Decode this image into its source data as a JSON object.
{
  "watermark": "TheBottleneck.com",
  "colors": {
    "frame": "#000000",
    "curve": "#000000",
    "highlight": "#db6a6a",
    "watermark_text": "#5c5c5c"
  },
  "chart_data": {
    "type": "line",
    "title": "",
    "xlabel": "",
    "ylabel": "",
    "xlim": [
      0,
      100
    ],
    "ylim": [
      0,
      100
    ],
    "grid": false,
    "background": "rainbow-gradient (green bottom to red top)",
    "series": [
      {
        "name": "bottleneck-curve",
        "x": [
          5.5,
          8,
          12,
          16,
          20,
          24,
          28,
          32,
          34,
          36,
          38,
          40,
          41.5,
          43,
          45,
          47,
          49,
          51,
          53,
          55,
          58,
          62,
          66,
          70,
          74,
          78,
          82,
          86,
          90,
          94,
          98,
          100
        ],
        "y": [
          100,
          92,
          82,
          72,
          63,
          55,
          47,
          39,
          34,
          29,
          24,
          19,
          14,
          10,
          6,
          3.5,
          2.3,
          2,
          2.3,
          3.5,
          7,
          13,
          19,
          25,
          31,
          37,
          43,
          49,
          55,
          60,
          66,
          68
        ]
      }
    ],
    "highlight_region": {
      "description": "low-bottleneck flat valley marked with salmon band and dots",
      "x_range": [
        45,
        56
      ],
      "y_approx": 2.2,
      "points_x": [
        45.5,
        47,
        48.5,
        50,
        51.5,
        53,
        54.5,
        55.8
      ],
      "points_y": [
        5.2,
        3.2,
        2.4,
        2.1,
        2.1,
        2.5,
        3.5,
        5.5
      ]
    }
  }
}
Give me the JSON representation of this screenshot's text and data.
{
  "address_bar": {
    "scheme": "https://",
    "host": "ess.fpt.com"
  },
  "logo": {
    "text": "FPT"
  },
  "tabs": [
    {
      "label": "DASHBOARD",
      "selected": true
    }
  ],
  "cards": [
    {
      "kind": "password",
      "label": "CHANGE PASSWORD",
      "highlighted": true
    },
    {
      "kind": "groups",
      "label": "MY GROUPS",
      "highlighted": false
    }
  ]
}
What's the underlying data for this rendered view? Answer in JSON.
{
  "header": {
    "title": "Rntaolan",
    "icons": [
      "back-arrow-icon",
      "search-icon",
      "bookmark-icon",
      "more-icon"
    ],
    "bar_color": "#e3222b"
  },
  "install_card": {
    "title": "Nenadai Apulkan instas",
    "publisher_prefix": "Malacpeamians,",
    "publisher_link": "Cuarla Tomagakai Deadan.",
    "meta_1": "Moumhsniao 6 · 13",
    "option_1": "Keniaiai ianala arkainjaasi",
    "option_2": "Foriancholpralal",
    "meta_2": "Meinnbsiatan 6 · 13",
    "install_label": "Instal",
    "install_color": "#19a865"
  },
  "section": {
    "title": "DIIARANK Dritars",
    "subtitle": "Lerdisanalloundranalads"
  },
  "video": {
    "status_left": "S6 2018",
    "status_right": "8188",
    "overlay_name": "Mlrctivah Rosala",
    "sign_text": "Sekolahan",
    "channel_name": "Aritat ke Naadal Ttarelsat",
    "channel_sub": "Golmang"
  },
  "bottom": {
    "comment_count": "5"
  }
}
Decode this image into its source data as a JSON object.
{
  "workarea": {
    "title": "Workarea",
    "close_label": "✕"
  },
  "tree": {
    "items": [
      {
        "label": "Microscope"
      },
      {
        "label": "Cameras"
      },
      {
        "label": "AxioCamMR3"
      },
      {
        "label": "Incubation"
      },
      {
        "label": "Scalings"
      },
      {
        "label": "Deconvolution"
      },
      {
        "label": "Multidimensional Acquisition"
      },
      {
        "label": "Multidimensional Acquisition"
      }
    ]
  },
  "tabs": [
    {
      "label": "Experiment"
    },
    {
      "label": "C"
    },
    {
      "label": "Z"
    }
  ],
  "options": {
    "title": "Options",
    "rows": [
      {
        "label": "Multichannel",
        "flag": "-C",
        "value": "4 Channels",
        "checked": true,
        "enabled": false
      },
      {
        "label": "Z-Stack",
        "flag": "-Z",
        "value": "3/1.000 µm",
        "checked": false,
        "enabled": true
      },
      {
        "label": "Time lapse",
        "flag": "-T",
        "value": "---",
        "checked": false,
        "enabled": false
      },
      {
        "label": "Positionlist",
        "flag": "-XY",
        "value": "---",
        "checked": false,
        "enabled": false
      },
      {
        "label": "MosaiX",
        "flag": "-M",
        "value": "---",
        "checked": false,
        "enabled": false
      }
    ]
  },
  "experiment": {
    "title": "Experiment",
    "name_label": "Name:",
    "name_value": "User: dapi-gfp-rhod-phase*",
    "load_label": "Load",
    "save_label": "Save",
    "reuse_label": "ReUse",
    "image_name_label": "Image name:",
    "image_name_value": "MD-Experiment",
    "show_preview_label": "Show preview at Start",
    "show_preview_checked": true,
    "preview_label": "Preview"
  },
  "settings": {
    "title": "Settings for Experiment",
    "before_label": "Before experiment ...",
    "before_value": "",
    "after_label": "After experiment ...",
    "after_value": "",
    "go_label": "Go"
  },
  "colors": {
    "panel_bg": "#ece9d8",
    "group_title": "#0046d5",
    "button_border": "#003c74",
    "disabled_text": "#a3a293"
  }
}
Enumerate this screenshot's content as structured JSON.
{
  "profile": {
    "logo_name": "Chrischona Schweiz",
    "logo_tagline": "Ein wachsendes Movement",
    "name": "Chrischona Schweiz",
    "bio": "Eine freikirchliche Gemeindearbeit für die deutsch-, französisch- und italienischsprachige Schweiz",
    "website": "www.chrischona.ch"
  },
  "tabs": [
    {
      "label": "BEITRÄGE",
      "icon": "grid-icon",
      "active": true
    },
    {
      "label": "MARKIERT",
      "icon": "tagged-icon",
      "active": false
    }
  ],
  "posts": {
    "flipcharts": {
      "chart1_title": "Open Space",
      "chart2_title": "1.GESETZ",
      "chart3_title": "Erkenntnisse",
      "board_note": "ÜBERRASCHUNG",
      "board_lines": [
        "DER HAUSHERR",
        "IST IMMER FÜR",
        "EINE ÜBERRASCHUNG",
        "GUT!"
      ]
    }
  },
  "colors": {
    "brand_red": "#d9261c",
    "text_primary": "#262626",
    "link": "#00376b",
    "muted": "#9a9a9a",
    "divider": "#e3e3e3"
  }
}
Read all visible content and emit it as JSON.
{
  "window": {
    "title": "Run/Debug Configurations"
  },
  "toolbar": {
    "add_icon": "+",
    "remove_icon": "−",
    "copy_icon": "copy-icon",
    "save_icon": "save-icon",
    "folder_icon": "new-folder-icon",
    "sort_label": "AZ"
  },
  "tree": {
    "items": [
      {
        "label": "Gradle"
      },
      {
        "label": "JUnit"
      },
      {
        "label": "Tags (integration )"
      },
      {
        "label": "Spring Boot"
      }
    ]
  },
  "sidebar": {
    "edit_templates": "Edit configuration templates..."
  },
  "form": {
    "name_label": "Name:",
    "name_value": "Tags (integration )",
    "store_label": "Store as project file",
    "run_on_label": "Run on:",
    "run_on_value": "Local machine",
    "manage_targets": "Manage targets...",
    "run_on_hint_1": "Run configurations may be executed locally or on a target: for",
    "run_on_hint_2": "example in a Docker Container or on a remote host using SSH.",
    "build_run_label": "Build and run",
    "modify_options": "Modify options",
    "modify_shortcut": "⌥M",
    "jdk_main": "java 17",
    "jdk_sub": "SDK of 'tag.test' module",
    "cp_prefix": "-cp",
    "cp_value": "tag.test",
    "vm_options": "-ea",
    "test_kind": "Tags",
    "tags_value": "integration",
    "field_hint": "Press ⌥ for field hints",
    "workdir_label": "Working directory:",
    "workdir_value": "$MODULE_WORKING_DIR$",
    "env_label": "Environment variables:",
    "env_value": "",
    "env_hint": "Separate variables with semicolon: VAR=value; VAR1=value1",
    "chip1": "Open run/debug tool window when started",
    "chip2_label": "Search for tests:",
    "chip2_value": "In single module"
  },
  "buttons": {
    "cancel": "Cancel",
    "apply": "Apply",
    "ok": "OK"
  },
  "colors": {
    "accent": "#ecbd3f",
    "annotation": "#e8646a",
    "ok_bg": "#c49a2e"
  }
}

- TASK GOAL: Find the word "host" in the data and copy out each line where it turns up.

- SOLVED EXERCISE:
    "host": "ess.fpt.com"
    "run_on_hint_2": "example in a Docker Container or on a remote host using SSH.",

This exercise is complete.